Exercise details.
Where a line holds the word "Friday", copy that line.
***** Supplied information *****
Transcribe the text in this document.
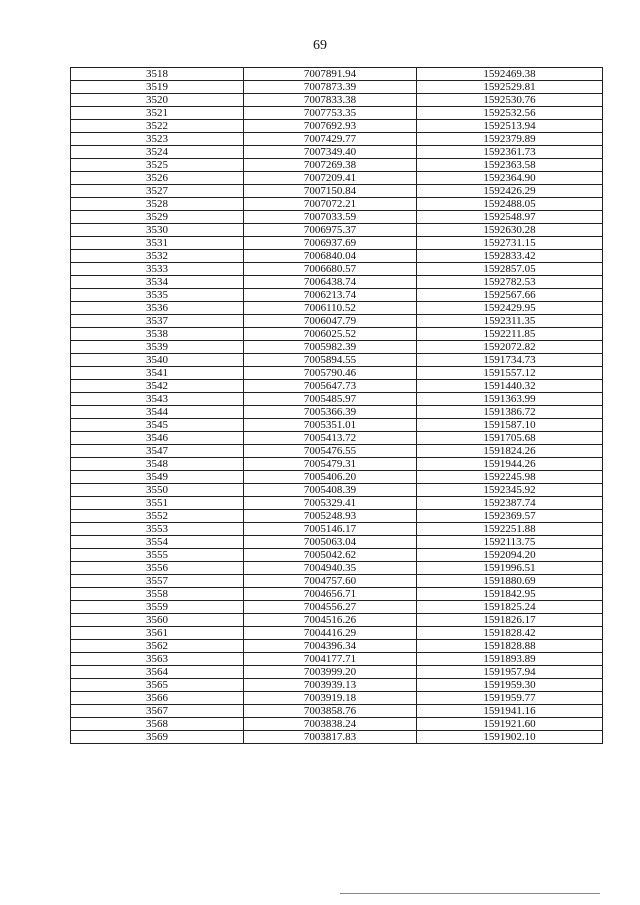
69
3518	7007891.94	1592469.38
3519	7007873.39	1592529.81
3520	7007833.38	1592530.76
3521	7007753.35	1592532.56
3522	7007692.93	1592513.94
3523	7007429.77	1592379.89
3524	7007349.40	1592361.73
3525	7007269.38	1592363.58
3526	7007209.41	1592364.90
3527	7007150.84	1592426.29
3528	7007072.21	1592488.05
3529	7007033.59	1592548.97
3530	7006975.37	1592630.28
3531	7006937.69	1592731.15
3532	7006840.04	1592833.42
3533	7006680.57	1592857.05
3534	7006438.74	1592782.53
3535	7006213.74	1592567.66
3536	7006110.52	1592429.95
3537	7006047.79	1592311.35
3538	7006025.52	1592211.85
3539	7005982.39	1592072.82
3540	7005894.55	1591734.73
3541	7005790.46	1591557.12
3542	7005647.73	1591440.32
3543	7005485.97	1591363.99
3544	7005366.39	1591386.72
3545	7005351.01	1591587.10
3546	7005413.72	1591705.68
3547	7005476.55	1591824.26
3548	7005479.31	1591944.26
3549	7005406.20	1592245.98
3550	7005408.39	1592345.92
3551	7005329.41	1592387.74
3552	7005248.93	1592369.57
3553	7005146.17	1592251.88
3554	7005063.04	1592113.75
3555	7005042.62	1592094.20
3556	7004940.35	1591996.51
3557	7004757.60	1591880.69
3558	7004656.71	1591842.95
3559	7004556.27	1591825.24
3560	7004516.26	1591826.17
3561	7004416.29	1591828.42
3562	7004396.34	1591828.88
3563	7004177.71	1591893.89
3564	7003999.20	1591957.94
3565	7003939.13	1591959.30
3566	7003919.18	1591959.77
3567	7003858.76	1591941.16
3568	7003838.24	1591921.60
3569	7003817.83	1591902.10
*****
***** Supplied information *****
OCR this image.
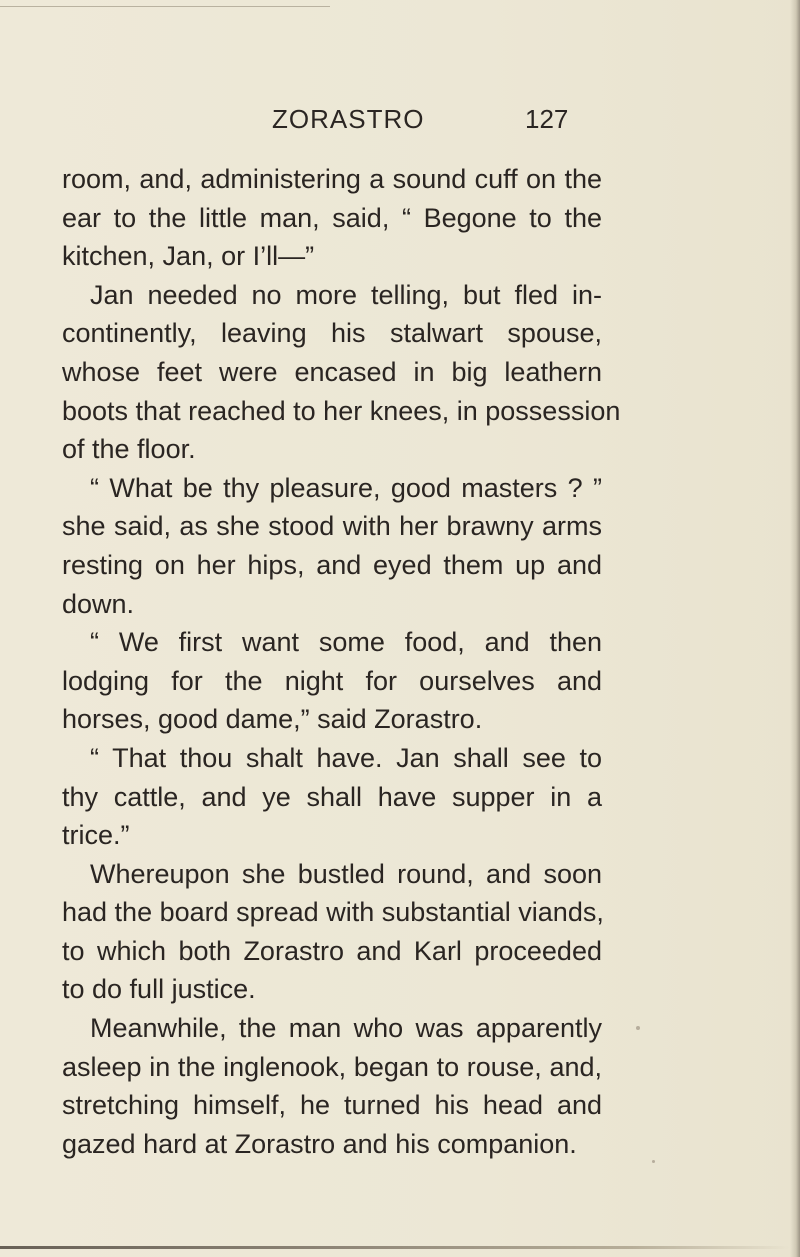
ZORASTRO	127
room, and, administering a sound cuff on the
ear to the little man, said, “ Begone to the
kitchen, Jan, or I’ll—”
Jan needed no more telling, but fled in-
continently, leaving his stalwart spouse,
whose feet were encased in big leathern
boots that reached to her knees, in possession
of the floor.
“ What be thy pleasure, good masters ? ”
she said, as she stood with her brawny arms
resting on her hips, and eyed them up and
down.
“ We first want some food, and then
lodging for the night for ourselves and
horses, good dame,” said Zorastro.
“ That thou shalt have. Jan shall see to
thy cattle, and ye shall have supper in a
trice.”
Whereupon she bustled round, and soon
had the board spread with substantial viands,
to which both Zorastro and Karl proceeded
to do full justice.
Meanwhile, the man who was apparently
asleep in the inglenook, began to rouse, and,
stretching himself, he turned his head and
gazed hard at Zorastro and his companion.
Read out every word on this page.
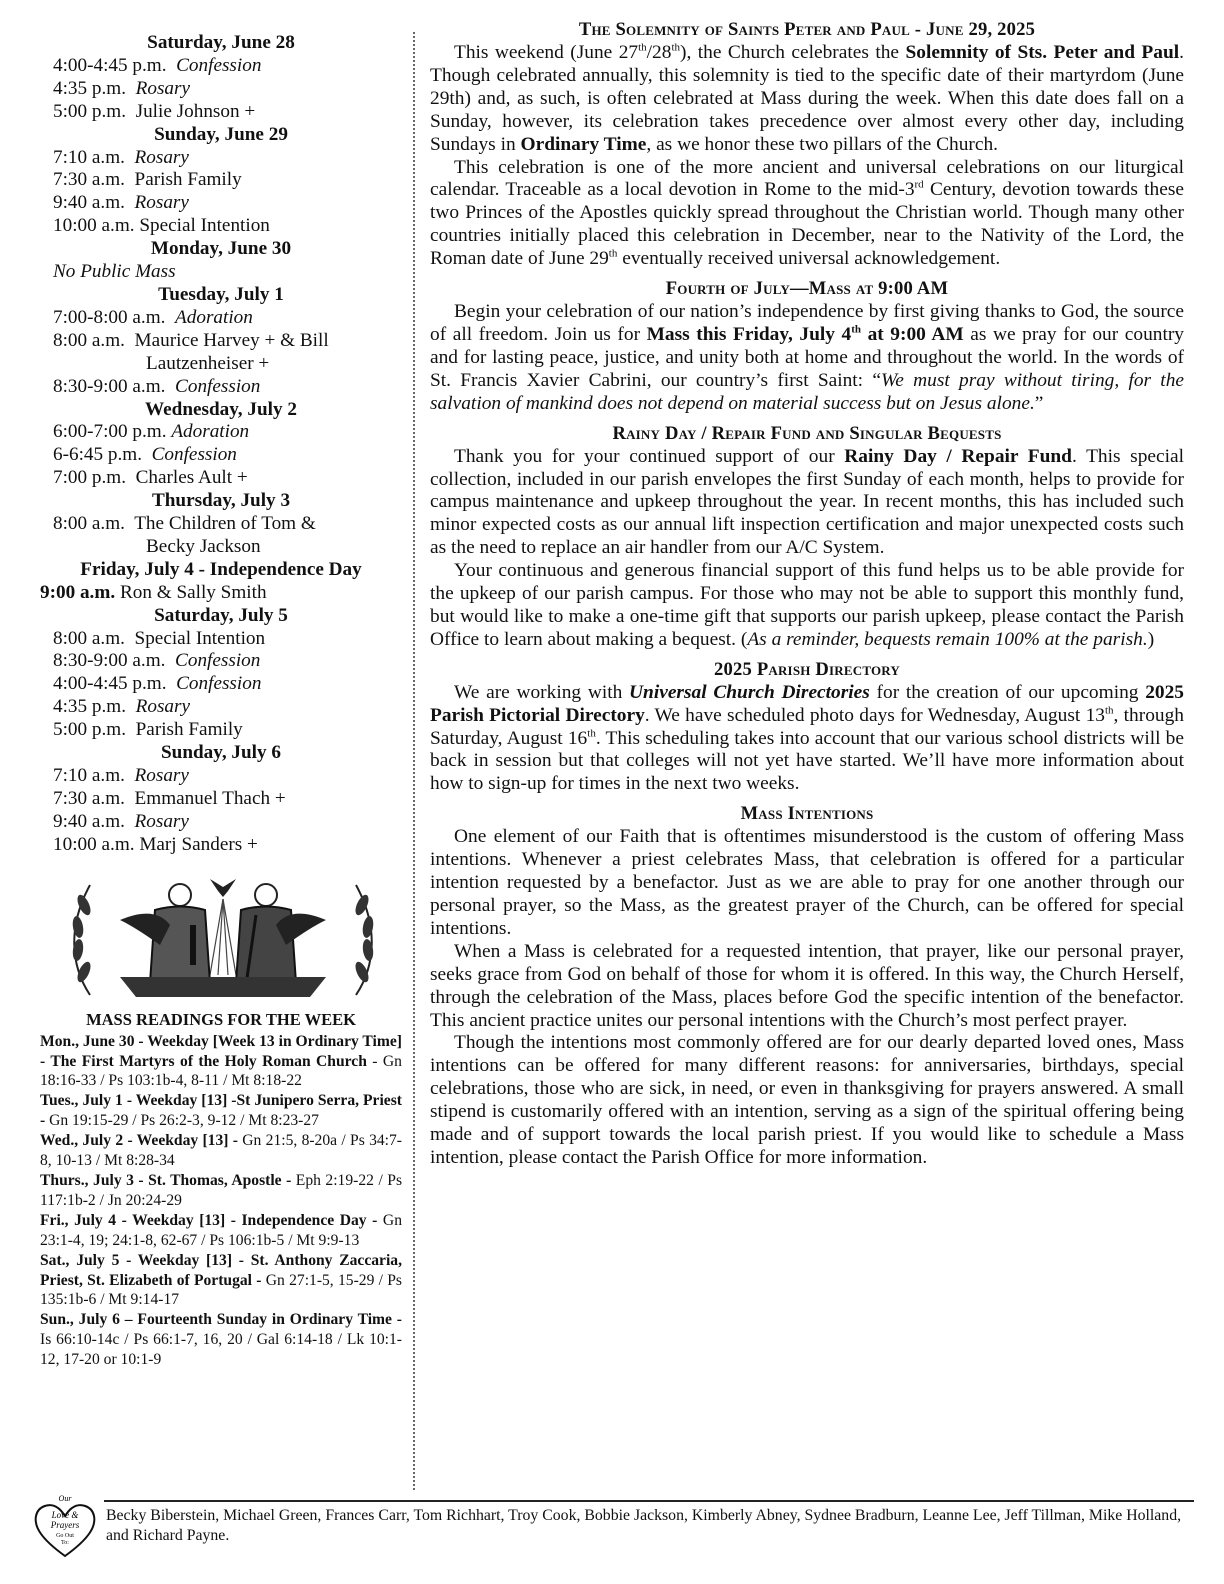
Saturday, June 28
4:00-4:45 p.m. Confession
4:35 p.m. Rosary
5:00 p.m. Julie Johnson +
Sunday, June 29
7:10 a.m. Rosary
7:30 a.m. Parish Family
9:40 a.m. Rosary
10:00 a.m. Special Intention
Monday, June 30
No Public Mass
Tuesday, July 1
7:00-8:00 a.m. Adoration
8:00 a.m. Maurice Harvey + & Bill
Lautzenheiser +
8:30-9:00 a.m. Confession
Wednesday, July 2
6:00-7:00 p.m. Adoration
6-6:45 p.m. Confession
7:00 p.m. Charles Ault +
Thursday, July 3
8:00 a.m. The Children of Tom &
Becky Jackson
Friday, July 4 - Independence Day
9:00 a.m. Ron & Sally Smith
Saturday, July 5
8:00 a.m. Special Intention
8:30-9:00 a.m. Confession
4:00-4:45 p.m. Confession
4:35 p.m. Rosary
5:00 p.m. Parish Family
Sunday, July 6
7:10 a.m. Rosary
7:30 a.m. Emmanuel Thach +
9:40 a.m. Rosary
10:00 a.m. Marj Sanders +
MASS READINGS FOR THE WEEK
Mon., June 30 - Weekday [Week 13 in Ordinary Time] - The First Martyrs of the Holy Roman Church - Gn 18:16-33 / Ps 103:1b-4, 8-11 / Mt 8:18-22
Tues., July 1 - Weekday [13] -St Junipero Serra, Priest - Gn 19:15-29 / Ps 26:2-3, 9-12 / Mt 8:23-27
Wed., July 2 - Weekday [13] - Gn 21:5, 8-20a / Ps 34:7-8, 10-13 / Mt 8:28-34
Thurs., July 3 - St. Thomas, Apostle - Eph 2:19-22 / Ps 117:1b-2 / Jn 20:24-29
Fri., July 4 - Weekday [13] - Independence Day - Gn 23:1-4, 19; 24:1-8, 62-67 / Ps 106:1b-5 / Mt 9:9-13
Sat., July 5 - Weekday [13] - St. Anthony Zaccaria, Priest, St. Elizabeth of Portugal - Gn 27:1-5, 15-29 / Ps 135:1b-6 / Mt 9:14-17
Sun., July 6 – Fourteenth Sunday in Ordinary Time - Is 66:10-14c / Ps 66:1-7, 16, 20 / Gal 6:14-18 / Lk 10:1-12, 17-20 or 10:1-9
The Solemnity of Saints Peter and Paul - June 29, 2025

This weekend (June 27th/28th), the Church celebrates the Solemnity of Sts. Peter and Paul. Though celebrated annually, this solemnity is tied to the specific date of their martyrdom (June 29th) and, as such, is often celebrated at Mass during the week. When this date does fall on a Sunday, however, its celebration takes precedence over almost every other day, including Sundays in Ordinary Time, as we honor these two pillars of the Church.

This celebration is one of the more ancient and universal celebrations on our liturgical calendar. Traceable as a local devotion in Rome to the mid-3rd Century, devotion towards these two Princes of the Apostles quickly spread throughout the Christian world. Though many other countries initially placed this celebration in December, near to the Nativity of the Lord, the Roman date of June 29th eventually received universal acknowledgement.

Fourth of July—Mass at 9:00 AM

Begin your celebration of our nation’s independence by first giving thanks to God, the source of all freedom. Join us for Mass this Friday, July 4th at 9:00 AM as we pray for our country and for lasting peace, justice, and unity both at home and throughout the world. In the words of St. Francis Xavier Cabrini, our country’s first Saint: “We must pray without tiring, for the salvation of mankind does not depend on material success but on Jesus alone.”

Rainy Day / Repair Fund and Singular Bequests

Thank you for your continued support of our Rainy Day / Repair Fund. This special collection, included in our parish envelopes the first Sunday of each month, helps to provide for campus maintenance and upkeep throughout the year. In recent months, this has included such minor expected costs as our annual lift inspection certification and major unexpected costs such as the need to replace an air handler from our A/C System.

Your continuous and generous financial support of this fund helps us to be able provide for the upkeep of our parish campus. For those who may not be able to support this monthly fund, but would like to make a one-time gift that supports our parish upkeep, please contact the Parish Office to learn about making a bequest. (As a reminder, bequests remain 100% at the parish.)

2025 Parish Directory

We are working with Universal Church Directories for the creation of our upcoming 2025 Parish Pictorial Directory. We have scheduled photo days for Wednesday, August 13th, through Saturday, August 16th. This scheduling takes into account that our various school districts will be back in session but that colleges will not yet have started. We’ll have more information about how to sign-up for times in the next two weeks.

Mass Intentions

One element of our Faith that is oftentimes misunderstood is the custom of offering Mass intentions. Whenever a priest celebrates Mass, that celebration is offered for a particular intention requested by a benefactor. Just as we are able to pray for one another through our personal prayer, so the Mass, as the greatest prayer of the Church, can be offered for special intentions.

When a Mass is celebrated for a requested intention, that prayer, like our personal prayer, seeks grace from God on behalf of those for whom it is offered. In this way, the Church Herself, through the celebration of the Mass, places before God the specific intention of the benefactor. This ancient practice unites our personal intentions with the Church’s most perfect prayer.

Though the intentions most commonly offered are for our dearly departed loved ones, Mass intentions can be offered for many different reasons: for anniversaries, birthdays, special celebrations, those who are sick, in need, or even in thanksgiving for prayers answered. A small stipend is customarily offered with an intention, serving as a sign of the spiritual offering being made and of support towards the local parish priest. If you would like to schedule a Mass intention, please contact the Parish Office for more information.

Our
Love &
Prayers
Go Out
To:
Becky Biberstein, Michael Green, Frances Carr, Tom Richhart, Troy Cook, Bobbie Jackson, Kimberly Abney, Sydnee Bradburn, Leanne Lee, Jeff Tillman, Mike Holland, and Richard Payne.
*****
Expected output.
Friday, July 4 - Independence Day
Begin your celebration of our nation’s independence by first giving thanks to God, the source of all freedom. Join us for Mass this Friday, July 4th at 9:00 AM as we pray for our country and for lasting peace, justice, and unity both at home and throughout the world. In the words of St. Francis Xavier Cabrini, our country’s first Saint: “We must pray without tiring, for the salvation of mankind does not depend on material success but on Jesus alone.”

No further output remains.